==== SELECTION ====

I appreciate that a lot of us pro-nuke evangelists completely support a free market for nuclear and know full well that a truly flat playing field would only work to nuclear’s advantage. The key to this does not lie with the money (bankers and so on), it lies solely with the regulatory structure. How one reverses or eases the regulatory ratcheting; I believe the place to begin is with small modular reactor licensing. This is most likely to succeed and will pierce the NRC’s veil.
“It’s such a pity when you think of Shippingport which was built for $70 million. Most reactors built in the 1970s were about $100 million dollars. So they’ve gone up by a factor of 35 times as soon as the NRC was started, and as soon as the government, started regulating all this stuff.”
quote from Bonne Posma, Founder, Liquid Coal, Inc, from The Atomic Show podcast #096. Rod and Bonne had just agreed that a 35,000 – 45,000 barrel per day refinery would put out usable energy product roughly equivalent to a 1 GWe nuclear reactor, and that both would cost about the same, i.e. $3.5 – $4.5 billion (the show was done in 2008).
I don’t understand enough about what the changes were that the NRC (and other?) regulators forced on reactor design and construction, but I do understand that there are reactors that were built very cheaply in the past that have received license extensions out to 60 years along with the reactors that were the most expensive.
If I were debating a pro natural gas, supposedly market worshipping fanatic such as Taylor, I would point out, if I could, what I thought nuclear reactors could cost if a sane regulatory environment that was just as safe or safer than today’s was in place. The other example in support of this point I would make is to point to the experience of Duke, who were completing plants for 1/3 the cost of the average new reactor build in the US as late as 1985, and say this can’t be just Duke construction expertise – it must have been that Duke was better than anyone else fending off or limiting the effect of what they called the “instability of the licensing process” that finally drove them from the nuclear construction business along with everyone else in the US.
From my perspective, the Cato Institute and Mr. Taylor are simply second rate propagandists uninterested in debate unless they see it serves their interests. Some may say it is pointless to debate CO2 with such a skeptic, I would say denier, but if you find that when you do your portion of the debate is censored it becomes clear what is going on.
I thought Obama’s announced support for nuclear was like Nixon going to China. Are nukes going to dispute that Obama did this in large part because of Democratic Party concerns that nukes will be needed to combat climate change? So Taylor defines reasonable debate on nukes vrs natural gas as a debate that will exclude as idiocy the entire discipline of climate science, and everyone goes along. The debate with Taylor wouldn’t even be taking place if it were not for the warnings coming from not only climate scientists, but from the senior leadership of science itself worldwide. Its a bit astonishing to me, even though I have observed climate denial for more than twenty years.

====

**STATED TASK 1**
Retype the stretch of rows from the line containing "paragraph: Malgré des" through the line containing "left-column [23,56,375,1032]", both included.

==== INFORMATION PROVIDED ====

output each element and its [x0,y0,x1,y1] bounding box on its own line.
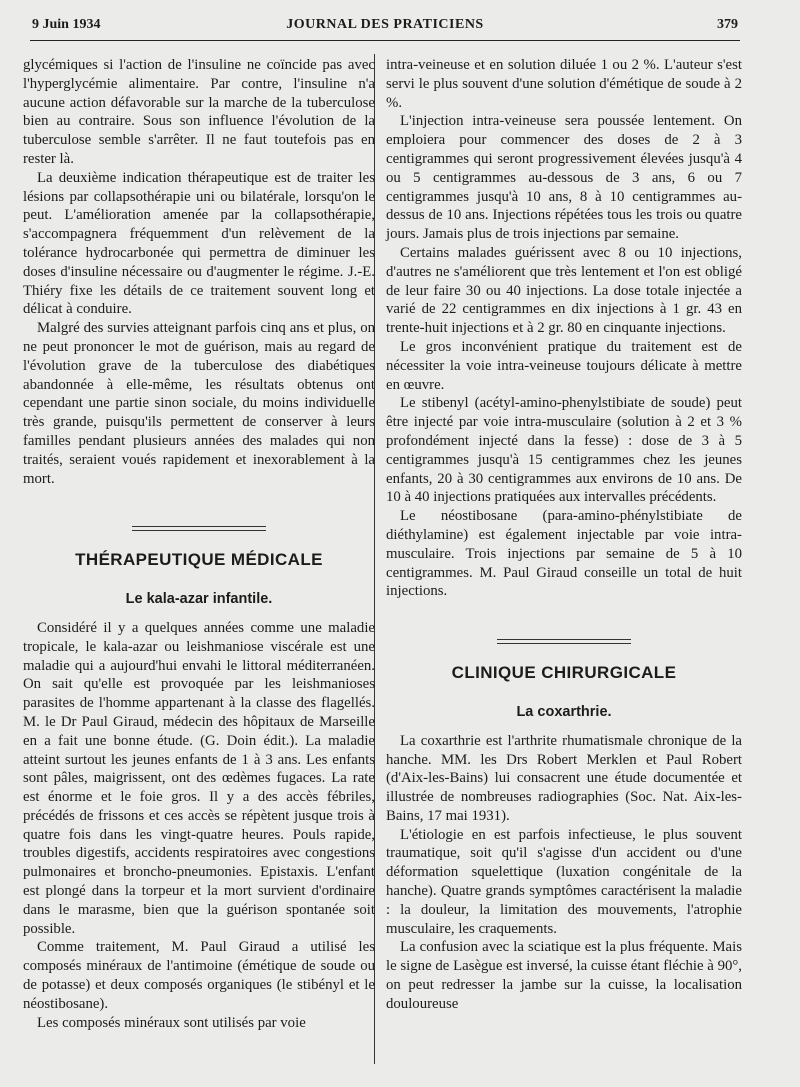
paragraph: Malgré des survies atteignant parfois cinq ans et plus, on ne peut prononcer le mot de guérison, mais au regard de l'évolution grave de la tuberculose des diabétiques abandonnée à elle-même, les résultats obtenus ont cependant une partie sinon sociale, du moins individuelle très grande, puisqu'ils permettent de conserver à leurs familles pendant plusieurs années des malades qui non traités, seraient voués rapidement et inexorablement à la mort. [23,320,375,487]
paragraph: intra-veineuse et en solution diluée 1 ou 2 %. L'auteur s'est servi le plus souvent d'une solution d'émétique de soude à 2 %. [386,57,742,111]
paragraph: Les composés minéraux sont utilisés par voie [37,1014,306,1031]
article-title: La coxarthrie. [516,703,612,720]
paragraph: L'injection intra-veineuse sera poussée lentement. On emploiera pour commencer des doses de 2 à 3 centigrammes qui seront progressivement élevées jusqu'à 4 ou 5 centigrammes au-dessous de 3 ans, 6 ou 7 centigrammes jusqu'à 10 ans, 8 à 10 centigrammes au-dessus de 10 ans. Injections répétées tous les trois ou quatre jours. Jamais plus de trois injections par semaine. [386,113,742,243]
left-column [23,56,375,1032]
paragraph: Le néostibosane (para-amino-phénylstibiate de diéthylamine) est également injectable par voie intra-musculaire. Trois injections par semaine de 5 à 10 centigrammes. M. Paul Giraud conseille un total de huit injections. [386,508,742,600]
article-title: Le kala-azar infantile. [125,591,273,608]
page-number: 379 [717,17,738,32]
journal-title: JOURNAL DES PRATICIENS [286,17,484,32]
page-header [30,14,740,41]
right-column [386,56,742,1014]
paragraph: Certains malades guérissent avec 8 ou 10 injections, d'autres ne s'améliorent que très lentement et l'on est obligé de leur faire 30 ou 40 injections. La dose totale injectée a varié de 22 centigrammes en dix injections à 1 gr. 43 en trente-huit injections et à 2 gr. 80 en cinquante injections. [386,244,742,337]
section-rule [497,639,631,644]
paragraph: La coxarthrie est l'arthrite rhumatismale chronique de la hanche. MM. les Drs Robert Merklen et Paul Robert (d'Aix-les-Bains) lui consacrent une étude documentée et illustrée de nombreuses radiographies (Soc. Nat. Aix-les-Bains, 17 mai 1931). [386,732,742,824]
paragraph: Comme traitement, M. Paul Giraud a utilisé les composés minéraux de l'antimoine (émétique de soude ou de potasse) et deux composés organiques (le stibényl et le néostibosane). [23,939,375,1012]
section-rule [132,526,266,531]
section-title: CLINIQUE CHIRURGICALE [451,663,677,683]
paragraph: glycémiques si l'action de l'insuline ne coïncide pas avec l'hyperglycémie alimentaire. Par contre, l'insuline n'a aucune action défavorable sur la marche de la tuberculose bien au contraire. Sous son influence l'évolution de la tuberculose semble s'arrêter. Il ne faut toutefois pas en rester là. [23,57,375,167]
paragraph: Le gros inconvénient pratique du traitement est de nécessiter la voie intra-veineuse toujours délicate à mettre en œuvre. [386,338,742,393]
paragraph: La confusion avec la sciatique est la plus fréquente. Mais le signe de Lasègue est inversé, la cuisse étant fléchie à 90°, on peut redresser la jambe sur la cuisse, la localisation douloureuse [386,939,742,1012]
paragraph: Le stibenyl (acétyl-amino-phenylstibiate de soude) peut être injecté par voie intra-musculaire (solution à 2 et 3 % profondément injecté dans la fesse) : dose de 3 à 5 centigrammes jusqu'à 15 centigrammes chez les jeunes enfants, 20 à 30 centigrammes aux environs de 10 ans. De 10 à 40 injections pratiquées aux intervalles précédents. [386,395,742,506]
paragraph: Considéré il y a quelques années comme une maladie tropicale, le kala-azar ou leishmaniose viscérale est une maladie qui a aujourd'hui envahi le littoral méditerranéen. On sait qu'elle est provoquée par les leishmanioses parasites de l'homme appartenant à la classe des flagellés. M. le Dr Paul Giraud, médecin des hôpitaux de Marseille en a fait une bonne étude. (G. Doin édit.). La maladie atteint surtout les jeunes enfants de 1 à 3 ans. Les enfants sont pâles, maigrissent, ont des œdèmes fugaces. La rate est énorme et le foie gros. Il y a des accès fébriles, précédés de frissons et ces accès se répètent jusque trois à quatre fois dans les vingt-quatre heures. Pouls rapide, troubles digestifs, accidents respiratoires avec congestions pulmonaires et broncho-pneumonies. Epistaxis. L'enfant est plongé dans la torpeur et la mort survient d'ordinaire dans le marasme, bien que la guérison spontanée soit possible. [23,619,375,937]
paragraph: La deuxième indication thérapeutique est de traiter les lésions par collapsothérapie uni ou bilatérale, lorsqu'on le peut. L'amélioration amenée par la collapsothérapie, s'accompagnera fréquemment d'un relèvement de la tolérance hydrocarbonée qui permettra de diminuer les doses d'insuline nécessaire ou d'augmenter le régime. J.-E. Thiéry fixe les détails de ce traitement souvent long et délicat à conduire. [23,169,375,318]
paragraph: L'étiologie en est parfois infectieuse, le plus souvent traumatique, soit qu'il s'agisse d'un accident ou d'une déformation squelettique (luxation congénitale de la hanche). Quatre grands symptômes caractérisent la maladie : la douleur, la limitation des mouvements, l'atrophie musculaire, les craquements. [386,826,742,937]
issue-date: 9 Juin 1934 [32,17,101,32]
section-title: THÉRAPEUTIQUE MÉDICALE [75,550,323,570]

====

**STATED TASK 2**
Echo the stretch of the nuclear regulation passage from "I thought Obama’s" through "than twenty years.", word for word.

**TASK ANSWER 1**
paragraph: Malgré des survies atteignant parfois cinq ans et plus, on ne peut prononcer le mot de guérison, mais au regard de l'évolution grave de la tuberculose des diabétiques abandonnée à elle-même, les résultats obtenus ont cependant une partie sinon sociale, du moins individuelle très grande, puisqu'ils permettent de conserver à leurs familles pendant plusieurs années des malades qui non traités, seraient voués rapidement et inexorablement à la mort. [23,320,375,487]
paragraph: intra-veineuse et en solution diluée 1 ou 2 %. L'auteur s'est servi le plus souvent d'une solution d'émétique de soude à 2 %. [386,57,742,111]
paragraph: Les composés minéraux sont utilisés par voie [37,1014,306,1031]
article-title: La coxarthrie. [516,703,612,720]
paragraph: L'injection intra-veineuse sera poussée lentement. On emploiera pour commencer des doses de 2 à 3 centigrammes qui seront progressivement élevées jusqu'à 4 ou 5 centigrammes au-dessous de 3 ans, 6 ou 7 centigrammes jusqu'à 10 ans, 8 à 10 centigrammes au-dessus de 10 ans. Injections répétées tous les trois ou quatre jours. Jamais plus de trois injections par semaine. [386,113,742,243]
left-column [23,56,375,1032]

**TASK ANSWER 2**
I thought Obama’s announced support for nuclear was like Nixon going to China. Are nukes going to dispute that Obama did this in large part because of Democratic Party concerns that nukes will be needed to combat climate change? So Taylor defines reasonable debate on nukes vrs natural gas as a debate that will exclude as idiocy the entire discipline of climate science, and everyone goes along. The debate with Taylor wouldn’t even be taking place if it were not for the warnings coming from not only climate scientists, but from the senior leadership of science itself worldwide. Its a bit astonishing to me, even though I have observed climate denial for more than twenty years.